Dataset records
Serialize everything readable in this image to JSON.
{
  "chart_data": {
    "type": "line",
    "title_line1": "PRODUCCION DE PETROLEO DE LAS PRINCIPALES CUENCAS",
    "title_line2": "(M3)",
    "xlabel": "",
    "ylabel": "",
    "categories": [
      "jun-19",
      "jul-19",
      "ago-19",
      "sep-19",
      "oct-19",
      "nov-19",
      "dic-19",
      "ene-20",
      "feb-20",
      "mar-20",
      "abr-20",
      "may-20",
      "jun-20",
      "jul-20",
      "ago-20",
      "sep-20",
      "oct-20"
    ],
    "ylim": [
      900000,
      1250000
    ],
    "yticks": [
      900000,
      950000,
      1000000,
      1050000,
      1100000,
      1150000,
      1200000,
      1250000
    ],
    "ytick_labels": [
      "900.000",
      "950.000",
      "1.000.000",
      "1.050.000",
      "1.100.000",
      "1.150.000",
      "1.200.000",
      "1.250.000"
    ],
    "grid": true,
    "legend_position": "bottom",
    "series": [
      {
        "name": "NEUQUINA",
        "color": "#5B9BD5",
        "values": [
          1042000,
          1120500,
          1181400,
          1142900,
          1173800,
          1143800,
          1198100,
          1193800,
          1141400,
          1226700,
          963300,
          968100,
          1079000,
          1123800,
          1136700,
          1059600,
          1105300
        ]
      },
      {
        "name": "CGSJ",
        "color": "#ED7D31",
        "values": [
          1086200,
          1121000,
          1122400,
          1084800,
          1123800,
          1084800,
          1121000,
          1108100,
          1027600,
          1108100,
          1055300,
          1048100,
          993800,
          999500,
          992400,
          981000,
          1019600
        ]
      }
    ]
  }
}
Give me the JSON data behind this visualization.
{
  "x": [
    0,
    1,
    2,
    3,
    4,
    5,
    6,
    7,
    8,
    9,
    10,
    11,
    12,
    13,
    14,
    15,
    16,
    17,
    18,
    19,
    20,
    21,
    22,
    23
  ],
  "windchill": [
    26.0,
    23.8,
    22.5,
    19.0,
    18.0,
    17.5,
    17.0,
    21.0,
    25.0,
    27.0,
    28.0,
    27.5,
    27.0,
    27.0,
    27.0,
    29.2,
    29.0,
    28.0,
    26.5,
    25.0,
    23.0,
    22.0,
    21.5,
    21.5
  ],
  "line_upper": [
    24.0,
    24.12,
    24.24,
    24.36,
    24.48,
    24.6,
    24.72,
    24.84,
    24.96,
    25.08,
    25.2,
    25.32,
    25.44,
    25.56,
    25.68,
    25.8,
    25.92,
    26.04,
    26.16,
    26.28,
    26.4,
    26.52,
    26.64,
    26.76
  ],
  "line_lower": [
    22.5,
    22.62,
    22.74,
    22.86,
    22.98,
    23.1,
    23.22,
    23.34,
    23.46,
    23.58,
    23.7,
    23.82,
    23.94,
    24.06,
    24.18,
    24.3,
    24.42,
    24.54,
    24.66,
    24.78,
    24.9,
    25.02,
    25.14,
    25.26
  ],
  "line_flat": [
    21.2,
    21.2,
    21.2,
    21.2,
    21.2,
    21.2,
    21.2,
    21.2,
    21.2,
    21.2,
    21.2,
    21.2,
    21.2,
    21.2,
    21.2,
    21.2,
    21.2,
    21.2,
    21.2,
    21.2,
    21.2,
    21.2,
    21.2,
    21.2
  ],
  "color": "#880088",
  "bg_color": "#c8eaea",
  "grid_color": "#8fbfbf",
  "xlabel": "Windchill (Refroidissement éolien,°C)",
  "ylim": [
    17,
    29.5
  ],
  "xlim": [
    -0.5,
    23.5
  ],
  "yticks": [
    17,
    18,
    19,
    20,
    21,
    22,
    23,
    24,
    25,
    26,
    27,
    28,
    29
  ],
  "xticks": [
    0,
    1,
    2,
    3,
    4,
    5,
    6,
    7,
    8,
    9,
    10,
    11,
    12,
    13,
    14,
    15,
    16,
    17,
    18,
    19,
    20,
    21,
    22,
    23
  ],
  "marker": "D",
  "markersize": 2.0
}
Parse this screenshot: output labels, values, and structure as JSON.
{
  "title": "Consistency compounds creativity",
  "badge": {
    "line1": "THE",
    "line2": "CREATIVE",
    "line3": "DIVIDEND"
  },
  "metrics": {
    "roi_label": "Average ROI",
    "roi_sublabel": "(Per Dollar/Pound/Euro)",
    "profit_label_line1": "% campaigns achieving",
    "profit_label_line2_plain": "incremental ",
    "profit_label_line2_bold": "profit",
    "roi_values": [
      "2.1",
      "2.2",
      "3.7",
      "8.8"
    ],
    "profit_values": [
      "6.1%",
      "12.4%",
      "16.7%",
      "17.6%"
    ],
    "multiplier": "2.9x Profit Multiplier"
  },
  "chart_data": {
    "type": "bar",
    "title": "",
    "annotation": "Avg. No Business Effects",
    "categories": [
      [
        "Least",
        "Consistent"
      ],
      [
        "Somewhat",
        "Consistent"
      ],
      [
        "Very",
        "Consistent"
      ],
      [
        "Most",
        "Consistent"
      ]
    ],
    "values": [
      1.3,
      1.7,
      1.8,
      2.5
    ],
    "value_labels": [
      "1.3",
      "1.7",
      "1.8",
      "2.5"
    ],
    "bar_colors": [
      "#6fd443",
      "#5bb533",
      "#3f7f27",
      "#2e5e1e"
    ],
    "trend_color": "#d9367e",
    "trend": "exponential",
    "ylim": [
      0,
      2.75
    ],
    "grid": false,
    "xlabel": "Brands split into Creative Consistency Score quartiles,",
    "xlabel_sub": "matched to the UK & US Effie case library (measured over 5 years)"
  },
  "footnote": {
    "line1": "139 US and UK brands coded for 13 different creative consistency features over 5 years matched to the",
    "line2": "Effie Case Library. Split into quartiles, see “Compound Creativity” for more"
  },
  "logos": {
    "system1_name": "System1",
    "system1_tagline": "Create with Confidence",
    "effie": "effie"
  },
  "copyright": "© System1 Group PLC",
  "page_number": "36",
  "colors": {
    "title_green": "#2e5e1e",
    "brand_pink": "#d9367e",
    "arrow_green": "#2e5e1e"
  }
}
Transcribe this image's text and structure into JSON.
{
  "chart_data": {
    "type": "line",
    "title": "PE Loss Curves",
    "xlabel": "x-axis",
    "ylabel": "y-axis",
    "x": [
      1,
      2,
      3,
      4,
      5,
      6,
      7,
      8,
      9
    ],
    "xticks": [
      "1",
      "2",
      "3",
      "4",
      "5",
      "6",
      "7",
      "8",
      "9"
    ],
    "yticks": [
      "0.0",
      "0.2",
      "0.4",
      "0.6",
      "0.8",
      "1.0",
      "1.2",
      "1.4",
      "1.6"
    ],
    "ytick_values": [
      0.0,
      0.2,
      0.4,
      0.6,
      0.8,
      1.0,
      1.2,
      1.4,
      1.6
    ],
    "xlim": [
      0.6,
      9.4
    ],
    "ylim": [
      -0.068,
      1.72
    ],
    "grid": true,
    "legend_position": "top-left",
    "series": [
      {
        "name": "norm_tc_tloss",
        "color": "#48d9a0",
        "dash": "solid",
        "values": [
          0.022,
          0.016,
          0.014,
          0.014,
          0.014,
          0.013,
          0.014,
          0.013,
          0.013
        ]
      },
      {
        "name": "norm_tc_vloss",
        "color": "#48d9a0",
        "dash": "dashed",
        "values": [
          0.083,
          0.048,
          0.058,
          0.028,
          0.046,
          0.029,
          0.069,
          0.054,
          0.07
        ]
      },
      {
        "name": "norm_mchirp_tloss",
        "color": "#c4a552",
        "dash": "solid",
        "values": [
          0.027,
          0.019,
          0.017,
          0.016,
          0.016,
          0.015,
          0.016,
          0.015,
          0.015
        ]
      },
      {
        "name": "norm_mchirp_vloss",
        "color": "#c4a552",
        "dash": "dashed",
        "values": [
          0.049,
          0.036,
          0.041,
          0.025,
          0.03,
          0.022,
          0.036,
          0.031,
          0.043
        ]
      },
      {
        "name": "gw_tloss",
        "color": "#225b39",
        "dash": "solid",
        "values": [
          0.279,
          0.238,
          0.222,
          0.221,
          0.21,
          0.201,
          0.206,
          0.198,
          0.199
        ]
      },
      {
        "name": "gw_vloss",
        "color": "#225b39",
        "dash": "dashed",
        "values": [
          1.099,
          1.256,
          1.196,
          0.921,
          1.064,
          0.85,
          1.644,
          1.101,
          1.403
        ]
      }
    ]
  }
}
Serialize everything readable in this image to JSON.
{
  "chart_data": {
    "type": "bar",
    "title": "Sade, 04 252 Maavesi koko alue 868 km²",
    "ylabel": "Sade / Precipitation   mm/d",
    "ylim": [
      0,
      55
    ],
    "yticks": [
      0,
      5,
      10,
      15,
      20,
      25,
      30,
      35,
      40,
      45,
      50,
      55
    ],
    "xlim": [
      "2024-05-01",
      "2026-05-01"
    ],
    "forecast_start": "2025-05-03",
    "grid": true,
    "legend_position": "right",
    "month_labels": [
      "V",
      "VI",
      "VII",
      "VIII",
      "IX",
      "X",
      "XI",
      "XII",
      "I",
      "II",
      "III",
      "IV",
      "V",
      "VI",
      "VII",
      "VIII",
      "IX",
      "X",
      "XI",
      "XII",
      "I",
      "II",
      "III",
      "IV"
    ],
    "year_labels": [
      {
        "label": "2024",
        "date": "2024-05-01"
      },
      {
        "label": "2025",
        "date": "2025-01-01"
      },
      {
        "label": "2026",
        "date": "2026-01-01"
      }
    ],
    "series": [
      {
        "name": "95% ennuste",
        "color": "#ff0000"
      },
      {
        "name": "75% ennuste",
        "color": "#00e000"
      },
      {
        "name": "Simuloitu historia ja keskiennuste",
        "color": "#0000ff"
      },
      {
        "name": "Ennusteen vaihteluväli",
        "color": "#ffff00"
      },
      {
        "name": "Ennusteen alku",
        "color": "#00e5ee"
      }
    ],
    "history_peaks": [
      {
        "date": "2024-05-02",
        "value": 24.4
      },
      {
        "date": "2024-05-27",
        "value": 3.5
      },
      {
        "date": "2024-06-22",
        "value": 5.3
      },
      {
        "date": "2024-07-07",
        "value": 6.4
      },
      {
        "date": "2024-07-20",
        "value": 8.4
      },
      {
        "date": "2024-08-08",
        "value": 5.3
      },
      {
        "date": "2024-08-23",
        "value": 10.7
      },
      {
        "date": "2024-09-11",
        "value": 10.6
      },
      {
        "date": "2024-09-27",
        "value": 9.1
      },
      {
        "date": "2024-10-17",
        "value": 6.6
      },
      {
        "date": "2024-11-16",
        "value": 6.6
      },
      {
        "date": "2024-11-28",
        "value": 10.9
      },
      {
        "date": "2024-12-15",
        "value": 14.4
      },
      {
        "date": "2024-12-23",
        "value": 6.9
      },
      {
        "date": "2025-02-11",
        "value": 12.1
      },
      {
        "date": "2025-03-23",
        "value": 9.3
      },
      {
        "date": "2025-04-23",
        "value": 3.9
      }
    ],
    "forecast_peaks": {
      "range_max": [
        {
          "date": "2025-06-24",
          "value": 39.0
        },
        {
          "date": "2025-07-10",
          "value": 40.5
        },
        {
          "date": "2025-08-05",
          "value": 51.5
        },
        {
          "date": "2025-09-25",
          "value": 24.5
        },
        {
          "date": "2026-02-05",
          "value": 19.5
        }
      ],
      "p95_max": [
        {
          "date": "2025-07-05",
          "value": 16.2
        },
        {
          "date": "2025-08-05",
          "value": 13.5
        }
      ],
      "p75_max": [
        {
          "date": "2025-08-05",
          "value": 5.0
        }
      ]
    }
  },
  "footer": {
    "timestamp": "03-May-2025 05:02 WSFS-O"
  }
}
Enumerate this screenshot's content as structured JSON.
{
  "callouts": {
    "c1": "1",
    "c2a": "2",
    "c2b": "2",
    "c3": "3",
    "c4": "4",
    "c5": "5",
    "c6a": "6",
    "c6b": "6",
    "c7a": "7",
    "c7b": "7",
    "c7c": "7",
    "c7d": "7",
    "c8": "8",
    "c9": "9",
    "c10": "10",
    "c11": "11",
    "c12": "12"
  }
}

■ **Requirements**
Search the entries for the word "quartiles" and gather every line where it appears.

■ **Output for this exercise**
    "xlabel": "Brands split into Creative Consistency Score quartiles,",
    "line2": "Effie Case Library. Split into quartiles, see “Compound Creativity” for more"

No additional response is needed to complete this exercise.